**TASK INSTRUCTIONS**
Look through the listing for the word "this". Copy each line that has it.

**GIVEN RECORDS**
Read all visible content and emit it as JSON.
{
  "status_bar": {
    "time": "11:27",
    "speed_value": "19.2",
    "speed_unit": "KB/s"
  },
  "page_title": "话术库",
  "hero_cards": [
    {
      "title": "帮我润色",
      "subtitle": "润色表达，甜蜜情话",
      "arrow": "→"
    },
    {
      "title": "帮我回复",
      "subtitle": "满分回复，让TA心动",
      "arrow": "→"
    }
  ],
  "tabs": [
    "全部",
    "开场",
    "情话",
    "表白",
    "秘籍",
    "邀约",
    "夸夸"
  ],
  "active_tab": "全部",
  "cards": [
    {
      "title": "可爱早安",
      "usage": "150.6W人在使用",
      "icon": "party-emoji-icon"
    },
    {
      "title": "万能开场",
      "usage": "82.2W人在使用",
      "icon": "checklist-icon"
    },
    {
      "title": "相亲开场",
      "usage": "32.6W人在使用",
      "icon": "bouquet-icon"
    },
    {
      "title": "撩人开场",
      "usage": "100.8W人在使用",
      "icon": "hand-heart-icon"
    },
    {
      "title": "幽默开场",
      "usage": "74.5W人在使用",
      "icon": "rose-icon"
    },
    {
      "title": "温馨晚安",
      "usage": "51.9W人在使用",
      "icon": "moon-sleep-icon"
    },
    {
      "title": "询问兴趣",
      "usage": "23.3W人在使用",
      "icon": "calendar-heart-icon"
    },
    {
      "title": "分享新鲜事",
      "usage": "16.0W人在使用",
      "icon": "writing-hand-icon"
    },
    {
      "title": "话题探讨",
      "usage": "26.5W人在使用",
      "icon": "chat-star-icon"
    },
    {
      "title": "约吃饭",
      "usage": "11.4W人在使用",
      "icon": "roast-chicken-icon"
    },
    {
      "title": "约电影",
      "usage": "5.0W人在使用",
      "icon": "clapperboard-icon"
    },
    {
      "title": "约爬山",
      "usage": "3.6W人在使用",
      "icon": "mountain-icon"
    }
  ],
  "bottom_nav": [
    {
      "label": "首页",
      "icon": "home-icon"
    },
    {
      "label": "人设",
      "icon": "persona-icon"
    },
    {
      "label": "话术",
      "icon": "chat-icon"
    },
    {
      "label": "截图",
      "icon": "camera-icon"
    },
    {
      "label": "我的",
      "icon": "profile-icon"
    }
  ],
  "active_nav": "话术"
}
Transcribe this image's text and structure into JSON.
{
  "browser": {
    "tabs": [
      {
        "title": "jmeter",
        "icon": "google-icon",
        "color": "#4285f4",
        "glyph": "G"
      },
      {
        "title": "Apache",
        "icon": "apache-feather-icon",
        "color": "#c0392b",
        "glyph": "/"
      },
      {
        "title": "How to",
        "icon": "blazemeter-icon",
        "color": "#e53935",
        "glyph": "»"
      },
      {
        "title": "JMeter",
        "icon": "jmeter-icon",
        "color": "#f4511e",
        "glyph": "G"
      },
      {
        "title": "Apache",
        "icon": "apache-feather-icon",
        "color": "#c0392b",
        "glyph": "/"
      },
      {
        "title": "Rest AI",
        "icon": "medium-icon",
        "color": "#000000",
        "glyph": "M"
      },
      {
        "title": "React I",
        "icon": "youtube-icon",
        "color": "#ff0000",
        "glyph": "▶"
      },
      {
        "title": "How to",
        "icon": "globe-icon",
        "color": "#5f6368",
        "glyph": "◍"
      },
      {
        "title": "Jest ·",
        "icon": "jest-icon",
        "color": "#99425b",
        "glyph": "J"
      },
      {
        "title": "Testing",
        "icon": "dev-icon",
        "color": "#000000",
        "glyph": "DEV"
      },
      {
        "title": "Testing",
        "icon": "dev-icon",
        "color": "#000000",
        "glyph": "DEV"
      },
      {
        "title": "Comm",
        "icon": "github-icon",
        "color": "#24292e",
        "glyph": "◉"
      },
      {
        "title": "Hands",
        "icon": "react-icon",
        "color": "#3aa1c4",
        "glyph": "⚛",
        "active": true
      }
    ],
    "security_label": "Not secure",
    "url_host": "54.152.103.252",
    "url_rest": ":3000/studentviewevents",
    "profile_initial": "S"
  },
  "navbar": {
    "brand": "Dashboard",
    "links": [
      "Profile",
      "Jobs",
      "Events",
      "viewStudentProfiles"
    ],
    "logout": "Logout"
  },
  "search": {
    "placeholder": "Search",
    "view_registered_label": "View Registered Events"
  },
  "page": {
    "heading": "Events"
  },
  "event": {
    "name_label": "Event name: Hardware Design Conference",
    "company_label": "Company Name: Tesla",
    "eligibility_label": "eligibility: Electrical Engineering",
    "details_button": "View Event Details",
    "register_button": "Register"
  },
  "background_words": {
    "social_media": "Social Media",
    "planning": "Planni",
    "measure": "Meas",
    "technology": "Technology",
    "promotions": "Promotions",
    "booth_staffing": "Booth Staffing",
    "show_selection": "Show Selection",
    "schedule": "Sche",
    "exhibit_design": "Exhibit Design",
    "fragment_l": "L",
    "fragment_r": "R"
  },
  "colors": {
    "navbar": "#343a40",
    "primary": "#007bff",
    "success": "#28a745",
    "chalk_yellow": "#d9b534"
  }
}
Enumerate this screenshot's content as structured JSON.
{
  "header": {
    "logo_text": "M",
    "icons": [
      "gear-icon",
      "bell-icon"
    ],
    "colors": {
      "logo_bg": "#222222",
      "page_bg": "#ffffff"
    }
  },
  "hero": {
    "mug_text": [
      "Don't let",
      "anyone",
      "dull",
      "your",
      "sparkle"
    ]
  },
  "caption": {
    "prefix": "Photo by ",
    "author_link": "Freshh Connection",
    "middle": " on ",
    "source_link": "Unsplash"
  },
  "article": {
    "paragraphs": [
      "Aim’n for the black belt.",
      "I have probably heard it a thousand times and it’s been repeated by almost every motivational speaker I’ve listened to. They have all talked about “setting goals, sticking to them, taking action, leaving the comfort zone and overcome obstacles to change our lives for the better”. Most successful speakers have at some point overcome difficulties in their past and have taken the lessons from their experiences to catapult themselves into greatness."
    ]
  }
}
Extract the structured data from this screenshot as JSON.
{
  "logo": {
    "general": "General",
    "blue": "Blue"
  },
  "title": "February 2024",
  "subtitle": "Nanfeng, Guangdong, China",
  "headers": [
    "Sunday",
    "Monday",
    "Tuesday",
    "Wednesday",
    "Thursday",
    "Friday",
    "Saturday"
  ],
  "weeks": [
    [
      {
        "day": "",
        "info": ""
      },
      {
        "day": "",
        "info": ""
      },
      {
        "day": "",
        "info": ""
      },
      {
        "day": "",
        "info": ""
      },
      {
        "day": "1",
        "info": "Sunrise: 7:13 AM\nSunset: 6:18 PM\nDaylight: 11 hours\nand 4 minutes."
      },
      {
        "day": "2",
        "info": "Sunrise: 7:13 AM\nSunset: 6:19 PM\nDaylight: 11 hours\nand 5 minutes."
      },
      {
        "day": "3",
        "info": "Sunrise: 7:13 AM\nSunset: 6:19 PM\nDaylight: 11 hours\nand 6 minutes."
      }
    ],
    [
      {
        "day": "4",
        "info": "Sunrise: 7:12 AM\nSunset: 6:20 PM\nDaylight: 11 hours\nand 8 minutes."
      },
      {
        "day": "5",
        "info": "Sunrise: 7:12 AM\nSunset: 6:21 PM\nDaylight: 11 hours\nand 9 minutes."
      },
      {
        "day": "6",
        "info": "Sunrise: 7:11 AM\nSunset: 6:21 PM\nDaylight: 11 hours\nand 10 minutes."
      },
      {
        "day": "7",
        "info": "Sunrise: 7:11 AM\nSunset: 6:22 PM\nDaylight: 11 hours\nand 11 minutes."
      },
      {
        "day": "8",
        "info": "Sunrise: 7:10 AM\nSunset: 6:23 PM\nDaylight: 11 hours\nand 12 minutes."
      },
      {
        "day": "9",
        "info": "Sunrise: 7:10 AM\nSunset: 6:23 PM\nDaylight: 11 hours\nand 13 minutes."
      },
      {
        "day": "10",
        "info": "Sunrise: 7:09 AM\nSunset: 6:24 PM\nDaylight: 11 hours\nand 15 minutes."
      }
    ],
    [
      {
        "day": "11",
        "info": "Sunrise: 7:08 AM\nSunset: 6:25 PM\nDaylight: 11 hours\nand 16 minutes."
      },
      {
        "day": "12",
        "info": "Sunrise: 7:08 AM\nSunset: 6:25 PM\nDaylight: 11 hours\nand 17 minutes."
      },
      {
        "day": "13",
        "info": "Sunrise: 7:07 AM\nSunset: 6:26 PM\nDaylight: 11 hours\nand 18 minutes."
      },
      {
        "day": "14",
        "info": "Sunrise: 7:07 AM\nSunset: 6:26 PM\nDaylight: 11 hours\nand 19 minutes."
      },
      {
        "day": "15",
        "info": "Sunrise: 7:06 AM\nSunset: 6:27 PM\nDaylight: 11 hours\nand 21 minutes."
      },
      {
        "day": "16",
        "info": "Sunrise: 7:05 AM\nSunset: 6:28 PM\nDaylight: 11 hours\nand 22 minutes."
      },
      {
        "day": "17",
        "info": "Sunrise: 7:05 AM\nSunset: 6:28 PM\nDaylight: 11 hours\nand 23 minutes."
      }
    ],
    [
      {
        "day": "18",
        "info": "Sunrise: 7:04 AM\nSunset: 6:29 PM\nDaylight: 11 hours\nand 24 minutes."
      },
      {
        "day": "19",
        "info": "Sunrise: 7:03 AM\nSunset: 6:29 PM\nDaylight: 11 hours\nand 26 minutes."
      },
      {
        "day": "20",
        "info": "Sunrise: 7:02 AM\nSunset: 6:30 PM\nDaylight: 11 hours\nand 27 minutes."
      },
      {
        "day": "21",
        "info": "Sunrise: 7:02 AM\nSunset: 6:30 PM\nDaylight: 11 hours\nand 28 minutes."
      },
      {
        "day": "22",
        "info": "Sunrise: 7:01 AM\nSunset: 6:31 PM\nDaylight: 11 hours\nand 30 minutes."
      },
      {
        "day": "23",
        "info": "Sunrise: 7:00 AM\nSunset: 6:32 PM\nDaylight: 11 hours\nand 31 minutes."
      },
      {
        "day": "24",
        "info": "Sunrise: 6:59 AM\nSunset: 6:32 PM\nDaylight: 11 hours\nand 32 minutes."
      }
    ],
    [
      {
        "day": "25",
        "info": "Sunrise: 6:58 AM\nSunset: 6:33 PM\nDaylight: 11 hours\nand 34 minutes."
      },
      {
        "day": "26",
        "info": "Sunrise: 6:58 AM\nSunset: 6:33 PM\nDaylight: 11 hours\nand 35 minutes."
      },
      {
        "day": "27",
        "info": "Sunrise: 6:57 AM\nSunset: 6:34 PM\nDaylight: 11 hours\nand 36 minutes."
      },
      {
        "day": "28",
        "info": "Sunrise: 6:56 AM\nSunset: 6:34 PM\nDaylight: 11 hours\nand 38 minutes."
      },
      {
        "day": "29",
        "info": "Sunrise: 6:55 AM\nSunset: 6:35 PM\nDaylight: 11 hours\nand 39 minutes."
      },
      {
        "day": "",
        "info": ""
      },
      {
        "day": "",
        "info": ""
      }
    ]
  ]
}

**SOLUTION**
Transcribe this image's text and structure into JSON.
Enumerate this screenshot's content as structured JSON.
Extract the structured data from this screenshot as JSON.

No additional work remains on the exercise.